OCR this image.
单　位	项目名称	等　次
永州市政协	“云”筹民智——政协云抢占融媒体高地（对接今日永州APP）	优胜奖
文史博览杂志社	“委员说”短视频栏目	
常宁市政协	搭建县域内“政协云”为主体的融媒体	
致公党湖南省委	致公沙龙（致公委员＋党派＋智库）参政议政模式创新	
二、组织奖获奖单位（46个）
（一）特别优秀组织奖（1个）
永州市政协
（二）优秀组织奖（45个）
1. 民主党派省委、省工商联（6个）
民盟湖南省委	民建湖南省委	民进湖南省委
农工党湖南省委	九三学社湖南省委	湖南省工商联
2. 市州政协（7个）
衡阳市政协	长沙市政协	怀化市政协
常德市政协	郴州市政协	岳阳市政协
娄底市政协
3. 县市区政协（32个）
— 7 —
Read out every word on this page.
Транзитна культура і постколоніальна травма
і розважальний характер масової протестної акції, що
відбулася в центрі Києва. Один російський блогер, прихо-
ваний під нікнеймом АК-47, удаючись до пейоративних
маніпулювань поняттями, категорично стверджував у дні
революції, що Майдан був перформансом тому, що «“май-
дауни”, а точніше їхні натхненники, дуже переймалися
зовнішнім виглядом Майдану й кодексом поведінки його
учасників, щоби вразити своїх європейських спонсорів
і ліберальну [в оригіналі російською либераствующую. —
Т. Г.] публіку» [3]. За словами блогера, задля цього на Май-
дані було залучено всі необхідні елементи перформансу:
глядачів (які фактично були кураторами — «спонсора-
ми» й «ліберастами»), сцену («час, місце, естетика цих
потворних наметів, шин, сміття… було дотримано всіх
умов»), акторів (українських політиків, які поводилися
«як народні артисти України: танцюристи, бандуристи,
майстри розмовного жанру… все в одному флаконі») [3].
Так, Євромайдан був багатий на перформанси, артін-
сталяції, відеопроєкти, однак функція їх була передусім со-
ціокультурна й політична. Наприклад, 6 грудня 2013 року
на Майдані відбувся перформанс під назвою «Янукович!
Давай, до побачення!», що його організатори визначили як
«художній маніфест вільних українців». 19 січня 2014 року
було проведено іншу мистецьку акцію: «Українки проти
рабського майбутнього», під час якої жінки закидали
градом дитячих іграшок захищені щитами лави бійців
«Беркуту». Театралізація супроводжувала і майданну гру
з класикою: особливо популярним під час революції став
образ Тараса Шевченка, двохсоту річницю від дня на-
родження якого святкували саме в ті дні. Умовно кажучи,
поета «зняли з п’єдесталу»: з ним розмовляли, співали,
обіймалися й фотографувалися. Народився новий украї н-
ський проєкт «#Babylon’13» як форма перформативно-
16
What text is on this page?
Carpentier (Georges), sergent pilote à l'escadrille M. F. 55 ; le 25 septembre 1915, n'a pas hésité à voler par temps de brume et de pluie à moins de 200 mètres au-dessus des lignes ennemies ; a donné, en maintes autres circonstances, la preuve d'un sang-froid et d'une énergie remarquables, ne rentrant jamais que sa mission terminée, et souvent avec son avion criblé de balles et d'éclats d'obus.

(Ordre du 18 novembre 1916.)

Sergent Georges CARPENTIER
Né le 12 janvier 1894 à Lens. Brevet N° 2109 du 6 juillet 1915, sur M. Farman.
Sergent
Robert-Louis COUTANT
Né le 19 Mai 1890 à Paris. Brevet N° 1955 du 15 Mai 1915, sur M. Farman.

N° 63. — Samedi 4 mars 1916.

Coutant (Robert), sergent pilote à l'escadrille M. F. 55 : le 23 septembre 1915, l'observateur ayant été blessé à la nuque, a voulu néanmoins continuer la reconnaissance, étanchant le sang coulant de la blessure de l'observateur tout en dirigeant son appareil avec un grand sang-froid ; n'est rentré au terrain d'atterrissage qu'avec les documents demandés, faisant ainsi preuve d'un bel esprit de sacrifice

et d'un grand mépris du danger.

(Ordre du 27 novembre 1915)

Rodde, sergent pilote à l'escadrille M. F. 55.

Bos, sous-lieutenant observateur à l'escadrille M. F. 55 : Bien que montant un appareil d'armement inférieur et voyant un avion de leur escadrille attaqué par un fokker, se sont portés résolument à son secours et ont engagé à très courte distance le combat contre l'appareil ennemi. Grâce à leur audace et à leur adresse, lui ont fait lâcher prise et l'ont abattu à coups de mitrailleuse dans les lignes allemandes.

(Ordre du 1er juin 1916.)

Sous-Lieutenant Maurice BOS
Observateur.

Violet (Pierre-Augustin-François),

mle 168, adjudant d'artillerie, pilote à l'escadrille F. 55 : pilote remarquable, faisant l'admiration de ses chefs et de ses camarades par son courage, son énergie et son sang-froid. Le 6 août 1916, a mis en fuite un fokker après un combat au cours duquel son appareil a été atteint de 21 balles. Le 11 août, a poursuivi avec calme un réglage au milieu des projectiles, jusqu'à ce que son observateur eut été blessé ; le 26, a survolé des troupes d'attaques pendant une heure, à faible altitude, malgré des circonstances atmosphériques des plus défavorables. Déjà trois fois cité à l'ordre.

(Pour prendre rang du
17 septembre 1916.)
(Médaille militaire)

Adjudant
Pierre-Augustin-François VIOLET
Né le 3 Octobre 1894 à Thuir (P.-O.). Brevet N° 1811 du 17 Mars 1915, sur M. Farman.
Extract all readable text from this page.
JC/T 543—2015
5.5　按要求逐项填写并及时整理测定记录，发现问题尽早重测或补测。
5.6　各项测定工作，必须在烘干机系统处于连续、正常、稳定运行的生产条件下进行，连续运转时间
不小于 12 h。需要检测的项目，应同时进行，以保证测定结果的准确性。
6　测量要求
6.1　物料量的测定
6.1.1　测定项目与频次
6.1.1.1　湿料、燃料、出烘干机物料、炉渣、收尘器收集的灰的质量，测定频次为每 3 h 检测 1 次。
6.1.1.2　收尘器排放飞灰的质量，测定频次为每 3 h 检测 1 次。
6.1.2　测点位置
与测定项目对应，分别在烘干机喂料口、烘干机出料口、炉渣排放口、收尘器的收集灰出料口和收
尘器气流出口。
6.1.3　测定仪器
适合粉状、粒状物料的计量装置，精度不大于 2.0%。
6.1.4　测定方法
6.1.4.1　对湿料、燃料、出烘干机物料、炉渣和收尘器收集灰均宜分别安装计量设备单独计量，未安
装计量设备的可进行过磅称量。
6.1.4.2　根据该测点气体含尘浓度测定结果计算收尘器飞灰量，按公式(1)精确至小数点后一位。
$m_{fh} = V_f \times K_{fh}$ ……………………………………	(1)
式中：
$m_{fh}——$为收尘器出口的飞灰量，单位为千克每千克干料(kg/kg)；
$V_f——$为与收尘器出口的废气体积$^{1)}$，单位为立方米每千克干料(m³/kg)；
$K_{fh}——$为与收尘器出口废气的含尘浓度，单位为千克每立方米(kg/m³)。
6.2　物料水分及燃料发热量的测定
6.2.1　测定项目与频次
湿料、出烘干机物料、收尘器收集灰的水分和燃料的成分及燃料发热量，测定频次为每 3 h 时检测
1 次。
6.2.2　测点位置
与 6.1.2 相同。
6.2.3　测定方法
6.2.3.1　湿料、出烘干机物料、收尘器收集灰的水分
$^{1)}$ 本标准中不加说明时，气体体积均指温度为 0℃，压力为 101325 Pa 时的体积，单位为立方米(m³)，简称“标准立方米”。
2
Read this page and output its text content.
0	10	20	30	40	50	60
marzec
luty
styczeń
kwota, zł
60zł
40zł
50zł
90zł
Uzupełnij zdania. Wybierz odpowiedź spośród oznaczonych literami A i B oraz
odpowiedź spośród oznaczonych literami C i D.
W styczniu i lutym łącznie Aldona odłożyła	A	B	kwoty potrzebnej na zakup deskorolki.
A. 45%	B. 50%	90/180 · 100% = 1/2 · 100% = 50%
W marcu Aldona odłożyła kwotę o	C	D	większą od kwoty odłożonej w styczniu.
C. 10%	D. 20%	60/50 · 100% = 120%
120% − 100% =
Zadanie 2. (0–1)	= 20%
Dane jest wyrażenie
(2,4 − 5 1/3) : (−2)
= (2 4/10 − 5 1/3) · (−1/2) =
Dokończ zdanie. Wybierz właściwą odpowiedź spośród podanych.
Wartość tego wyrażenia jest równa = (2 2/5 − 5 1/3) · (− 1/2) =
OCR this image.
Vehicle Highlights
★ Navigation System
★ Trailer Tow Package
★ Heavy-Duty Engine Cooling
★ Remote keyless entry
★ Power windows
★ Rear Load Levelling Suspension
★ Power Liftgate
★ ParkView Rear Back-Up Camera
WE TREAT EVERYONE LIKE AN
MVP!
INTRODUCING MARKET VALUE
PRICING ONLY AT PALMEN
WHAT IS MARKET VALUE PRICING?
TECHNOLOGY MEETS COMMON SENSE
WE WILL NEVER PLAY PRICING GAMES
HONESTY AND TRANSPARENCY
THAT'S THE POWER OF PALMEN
****************
**GIVEN TASK:** Everything from the line that contains "Read this page and output its text content." through the end of the records must be duplicated exactly, and nothing outside that range.

**SOLUTION FOR THIS EXERCISE:**
Read this page and output its text content.
0	10	20	30	40	50	60
marzec
luty
styczeń
kwota, zł
60zł
40zł
50zł
90zł
Uzupełnij zdania. Wybierz odpowiedź spośród oznaczonych literami A i B oraz
odpowiedź spośród oznaczonych literami C i D.
W styczniu i lutym łącznie Aldona odłożyła	A	B	kwoty potrzebnej na zakup deskorolki.
A. 45%	B. 50%	90/180 · 100% = 1/2 · 100% = 50%
W marcu Aldona odłożyła kwotę o	C	D	większą od kwoty odłożonej w styczniu.
C. 10%	D. 20%	60/50 · 100% = 120%
120% − 100% =
Zadanie 2. (0–1)	= 20%
Dane jest wyrażenie
(2,4 − 5 1/3) : (−2)
= (2 4/10 − 5 1/3) · (−1/2) =
Dokończ zdanie. Wybierz właściwą odpowiedź spośród podanych.
Wartość tego wyrażenia jest równa = (2 2/5 − 5 1/3) · (− 1/2) =
OCR this image.
Vehicle Highlights
★ Navigation System
★ Trailer Tow Package
★ Heavy-Duty Engine Cooling
★ Remote keyless entry
★ Power windows
★ Rear Load Levelling Suspension
★ Power Liftgate
★ ParkView Rear Back-Up Camera
WE TREAT EVERYONE LIKE AN
MVP!
INTRODUCING MARKET VALUE
PRICING ONLY AT PALMEN
WHAT IS MARKET VALUE PRICING?
TECHNOLOGY MEETS COMMON SENSE
WE WILL NEVER PLAY PRICING GAMES
HONESTY AND TRANSPARENCY
THAT'S THE POWER OF PALMEN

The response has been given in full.